### Recorded information:
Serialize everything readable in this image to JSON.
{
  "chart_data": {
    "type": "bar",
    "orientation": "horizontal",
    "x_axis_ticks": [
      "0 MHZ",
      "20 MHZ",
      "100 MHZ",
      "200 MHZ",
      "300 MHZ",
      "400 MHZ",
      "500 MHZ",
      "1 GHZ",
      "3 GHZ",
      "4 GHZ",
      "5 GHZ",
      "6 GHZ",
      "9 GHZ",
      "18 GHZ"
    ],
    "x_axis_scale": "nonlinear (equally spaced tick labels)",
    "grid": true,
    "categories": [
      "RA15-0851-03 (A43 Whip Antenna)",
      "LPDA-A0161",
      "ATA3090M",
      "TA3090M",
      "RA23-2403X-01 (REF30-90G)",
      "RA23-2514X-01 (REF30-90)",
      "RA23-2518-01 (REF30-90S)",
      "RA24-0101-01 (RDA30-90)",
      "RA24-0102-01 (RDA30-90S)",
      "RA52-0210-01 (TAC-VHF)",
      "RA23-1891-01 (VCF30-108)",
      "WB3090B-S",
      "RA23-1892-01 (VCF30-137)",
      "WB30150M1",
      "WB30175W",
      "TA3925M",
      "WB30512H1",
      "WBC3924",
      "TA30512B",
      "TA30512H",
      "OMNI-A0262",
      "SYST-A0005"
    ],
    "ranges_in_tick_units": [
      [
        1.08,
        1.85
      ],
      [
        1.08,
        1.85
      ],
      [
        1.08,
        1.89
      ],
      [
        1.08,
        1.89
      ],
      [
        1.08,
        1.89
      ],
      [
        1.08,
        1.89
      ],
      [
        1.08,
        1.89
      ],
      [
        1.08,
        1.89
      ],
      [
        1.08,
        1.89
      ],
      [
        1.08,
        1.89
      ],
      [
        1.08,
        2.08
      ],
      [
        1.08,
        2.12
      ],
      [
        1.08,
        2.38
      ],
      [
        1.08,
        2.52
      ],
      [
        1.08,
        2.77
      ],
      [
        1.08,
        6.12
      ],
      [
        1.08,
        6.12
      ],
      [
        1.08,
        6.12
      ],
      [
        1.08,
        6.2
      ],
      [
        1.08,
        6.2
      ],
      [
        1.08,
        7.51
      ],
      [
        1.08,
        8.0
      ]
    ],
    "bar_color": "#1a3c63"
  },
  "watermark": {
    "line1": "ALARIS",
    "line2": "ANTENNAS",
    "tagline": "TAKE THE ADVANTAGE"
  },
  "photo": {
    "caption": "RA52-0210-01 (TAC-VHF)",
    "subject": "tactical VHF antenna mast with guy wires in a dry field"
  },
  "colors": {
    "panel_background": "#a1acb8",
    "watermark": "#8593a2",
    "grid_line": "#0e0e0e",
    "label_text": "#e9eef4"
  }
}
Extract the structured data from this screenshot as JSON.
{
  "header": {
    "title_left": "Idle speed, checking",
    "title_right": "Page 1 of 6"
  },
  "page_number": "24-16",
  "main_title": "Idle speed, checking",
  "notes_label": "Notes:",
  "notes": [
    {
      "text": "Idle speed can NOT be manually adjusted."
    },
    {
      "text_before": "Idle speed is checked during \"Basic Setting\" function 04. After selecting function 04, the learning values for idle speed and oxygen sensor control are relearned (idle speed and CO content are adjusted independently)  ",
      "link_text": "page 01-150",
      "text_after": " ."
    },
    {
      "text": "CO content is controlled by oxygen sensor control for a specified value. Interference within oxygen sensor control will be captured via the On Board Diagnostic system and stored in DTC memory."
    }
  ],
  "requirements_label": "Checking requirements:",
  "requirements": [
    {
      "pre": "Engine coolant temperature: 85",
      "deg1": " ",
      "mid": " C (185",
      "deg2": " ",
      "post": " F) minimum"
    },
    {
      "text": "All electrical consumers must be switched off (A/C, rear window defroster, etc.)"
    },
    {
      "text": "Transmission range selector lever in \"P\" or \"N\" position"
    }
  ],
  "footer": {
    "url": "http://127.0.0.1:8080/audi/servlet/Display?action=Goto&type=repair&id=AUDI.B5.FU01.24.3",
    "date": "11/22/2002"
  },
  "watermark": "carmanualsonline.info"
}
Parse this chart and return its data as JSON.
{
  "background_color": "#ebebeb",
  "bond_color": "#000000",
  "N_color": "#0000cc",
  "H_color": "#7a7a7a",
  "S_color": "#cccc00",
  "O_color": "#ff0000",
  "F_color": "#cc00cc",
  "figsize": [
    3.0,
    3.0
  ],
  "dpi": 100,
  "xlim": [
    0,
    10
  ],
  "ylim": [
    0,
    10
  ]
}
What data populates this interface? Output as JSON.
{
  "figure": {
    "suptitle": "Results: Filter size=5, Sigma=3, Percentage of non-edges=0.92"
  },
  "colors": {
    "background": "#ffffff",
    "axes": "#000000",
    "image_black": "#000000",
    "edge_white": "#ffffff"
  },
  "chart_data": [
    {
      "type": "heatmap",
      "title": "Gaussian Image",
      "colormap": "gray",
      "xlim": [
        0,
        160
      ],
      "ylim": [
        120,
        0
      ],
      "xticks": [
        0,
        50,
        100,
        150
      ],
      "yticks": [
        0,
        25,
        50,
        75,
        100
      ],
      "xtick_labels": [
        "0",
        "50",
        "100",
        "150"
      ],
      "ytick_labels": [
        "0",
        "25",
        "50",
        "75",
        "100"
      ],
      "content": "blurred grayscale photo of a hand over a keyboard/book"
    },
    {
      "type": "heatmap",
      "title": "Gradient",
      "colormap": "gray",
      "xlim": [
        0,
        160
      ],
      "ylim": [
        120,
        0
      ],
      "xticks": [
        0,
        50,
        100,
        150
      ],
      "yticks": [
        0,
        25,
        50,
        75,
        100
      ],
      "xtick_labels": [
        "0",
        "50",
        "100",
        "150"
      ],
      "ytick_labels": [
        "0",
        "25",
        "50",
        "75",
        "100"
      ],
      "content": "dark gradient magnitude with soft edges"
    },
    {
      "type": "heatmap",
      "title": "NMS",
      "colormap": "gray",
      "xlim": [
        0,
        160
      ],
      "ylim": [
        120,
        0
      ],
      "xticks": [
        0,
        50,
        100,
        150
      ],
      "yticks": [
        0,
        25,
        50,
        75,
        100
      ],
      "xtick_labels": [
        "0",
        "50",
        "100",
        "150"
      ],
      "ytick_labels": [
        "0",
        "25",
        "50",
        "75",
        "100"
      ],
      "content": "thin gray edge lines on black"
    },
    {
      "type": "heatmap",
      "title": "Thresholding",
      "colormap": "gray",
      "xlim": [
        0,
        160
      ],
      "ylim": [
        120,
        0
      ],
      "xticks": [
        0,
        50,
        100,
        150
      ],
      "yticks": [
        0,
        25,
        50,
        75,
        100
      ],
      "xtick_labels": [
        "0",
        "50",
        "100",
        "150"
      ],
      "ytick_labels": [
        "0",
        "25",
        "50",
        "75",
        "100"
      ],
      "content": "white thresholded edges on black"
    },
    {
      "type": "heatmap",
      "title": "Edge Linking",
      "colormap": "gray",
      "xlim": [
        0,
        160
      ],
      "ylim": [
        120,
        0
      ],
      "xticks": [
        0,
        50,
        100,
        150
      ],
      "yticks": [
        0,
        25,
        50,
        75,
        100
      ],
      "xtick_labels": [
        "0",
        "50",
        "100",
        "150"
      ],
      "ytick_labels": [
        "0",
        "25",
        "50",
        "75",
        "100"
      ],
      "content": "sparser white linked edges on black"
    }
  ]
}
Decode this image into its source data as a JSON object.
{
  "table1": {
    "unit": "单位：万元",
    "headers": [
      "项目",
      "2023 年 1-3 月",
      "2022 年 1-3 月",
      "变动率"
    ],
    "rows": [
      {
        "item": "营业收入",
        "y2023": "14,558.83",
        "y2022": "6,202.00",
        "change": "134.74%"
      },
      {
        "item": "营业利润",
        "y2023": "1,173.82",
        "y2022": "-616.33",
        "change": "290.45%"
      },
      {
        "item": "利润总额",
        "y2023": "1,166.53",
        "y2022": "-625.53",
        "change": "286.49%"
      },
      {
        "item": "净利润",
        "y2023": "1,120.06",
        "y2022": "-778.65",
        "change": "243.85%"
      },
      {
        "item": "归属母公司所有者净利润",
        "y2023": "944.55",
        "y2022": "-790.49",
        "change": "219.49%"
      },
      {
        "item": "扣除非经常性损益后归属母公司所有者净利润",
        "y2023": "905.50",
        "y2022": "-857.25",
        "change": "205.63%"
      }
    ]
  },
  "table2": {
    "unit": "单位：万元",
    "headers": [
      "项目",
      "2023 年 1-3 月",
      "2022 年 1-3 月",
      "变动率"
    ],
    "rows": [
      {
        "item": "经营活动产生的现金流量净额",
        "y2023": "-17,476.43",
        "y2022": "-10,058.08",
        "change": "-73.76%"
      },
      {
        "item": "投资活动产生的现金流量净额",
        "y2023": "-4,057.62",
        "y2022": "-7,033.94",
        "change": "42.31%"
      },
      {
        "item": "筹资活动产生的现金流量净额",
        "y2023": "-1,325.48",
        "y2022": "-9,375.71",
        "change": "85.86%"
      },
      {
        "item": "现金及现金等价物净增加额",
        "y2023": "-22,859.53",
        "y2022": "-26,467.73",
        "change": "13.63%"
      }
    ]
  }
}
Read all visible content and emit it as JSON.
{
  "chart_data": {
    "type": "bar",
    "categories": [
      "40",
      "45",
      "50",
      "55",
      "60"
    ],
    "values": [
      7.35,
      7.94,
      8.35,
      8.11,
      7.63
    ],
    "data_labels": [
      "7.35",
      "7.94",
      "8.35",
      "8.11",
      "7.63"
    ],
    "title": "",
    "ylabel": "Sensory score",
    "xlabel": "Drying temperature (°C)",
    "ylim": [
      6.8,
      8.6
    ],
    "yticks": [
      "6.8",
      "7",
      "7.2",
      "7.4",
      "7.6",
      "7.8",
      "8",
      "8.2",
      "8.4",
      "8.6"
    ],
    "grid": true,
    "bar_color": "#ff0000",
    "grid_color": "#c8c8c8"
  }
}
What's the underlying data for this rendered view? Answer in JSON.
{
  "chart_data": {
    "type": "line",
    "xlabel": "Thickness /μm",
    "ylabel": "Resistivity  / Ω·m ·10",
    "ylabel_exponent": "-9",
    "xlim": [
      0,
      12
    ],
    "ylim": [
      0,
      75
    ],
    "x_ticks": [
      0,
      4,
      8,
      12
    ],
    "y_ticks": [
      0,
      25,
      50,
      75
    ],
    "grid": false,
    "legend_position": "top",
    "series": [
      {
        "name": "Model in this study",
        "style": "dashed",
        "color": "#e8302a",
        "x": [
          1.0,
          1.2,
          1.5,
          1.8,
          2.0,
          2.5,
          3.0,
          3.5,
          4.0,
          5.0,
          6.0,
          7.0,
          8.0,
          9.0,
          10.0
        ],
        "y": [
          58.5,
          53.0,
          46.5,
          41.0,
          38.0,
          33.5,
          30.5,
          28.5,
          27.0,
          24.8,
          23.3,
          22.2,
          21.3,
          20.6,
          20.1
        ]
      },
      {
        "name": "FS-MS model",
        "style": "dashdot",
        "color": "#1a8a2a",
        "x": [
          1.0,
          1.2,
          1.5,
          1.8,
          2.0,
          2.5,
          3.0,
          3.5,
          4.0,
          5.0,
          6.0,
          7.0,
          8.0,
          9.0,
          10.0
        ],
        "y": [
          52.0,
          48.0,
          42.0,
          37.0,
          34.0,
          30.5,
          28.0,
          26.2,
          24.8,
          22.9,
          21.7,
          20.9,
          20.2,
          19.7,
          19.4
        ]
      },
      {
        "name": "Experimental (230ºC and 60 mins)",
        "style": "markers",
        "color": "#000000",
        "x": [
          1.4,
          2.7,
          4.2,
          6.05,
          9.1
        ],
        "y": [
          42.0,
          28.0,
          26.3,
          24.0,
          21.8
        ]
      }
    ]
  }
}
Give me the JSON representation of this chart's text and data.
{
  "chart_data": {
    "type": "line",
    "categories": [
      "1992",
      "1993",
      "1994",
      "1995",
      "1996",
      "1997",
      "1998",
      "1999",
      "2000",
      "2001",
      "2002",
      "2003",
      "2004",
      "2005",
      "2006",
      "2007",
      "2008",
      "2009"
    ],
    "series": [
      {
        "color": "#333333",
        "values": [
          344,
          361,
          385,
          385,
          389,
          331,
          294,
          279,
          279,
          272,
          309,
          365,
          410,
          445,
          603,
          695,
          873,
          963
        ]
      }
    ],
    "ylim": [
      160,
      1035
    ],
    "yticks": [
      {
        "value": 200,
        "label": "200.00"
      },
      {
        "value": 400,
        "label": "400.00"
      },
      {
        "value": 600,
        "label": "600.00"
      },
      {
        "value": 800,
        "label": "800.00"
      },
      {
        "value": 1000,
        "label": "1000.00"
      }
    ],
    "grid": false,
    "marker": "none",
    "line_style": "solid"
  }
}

### What needs to be done:
Filter the entries down to the lines with the word "ffffff" in them.

### Exercise solution:
    "background": "#ffffff",
    "edge_white": "#ffffff"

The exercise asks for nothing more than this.